Each line containing the word "Netto" needs to be copied.

RECORDS SUPPLIED
■ ■ ■ ■

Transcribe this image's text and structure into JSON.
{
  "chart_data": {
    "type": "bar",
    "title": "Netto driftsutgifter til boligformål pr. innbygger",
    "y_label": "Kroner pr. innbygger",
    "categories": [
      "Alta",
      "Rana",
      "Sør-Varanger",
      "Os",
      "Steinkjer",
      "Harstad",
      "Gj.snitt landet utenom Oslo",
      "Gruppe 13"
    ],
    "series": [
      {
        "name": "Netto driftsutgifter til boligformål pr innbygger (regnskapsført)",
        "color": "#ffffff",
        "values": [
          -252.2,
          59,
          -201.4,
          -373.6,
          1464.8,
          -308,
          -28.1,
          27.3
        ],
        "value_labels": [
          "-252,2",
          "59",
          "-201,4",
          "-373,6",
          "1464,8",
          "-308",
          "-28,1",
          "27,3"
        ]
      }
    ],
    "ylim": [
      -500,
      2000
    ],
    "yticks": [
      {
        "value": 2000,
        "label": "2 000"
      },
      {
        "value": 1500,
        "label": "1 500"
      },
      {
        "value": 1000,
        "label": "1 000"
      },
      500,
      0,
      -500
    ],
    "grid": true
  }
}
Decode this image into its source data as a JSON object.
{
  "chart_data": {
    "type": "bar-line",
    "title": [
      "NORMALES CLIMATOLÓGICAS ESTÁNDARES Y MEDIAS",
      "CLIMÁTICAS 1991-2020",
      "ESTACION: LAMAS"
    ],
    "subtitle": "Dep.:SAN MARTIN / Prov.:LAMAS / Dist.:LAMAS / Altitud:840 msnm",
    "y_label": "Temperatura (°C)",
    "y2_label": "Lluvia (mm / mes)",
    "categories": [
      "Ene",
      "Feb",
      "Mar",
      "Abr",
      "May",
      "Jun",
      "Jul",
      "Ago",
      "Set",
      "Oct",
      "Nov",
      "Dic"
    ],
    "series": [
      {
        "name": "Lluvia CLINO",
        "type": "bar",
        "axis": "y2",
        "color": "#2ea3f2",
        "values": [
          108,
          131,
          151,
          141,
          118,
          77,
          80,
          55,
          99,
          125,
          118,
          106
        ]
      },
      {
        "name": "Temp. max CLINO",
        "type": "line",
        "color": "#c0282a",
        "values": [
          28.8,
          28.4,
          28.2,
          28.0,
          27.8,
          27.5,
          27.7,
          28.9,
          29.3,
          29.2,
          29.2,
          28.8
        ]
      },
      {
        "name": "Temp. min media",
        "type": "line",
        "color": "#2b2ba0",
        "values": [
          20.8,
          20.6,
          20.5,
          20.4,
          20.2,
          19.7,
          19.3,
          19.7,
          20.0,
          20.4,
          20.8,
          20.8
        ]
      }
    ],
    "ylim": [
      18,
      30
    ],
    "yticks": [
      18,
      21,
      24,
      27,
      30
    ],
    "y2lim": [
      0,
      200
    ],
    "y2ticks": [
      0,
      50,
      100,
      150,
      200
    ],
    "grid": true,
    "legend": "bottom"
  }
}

■ ■ ■ ■

RESPONSE TO THIS EXERCISE
    "title": "Netto driftsutgifter til boligformål pr. innbygger",
        "name": "Netto driftsutgifter til boligformål pr innbygger (regnskapsført)",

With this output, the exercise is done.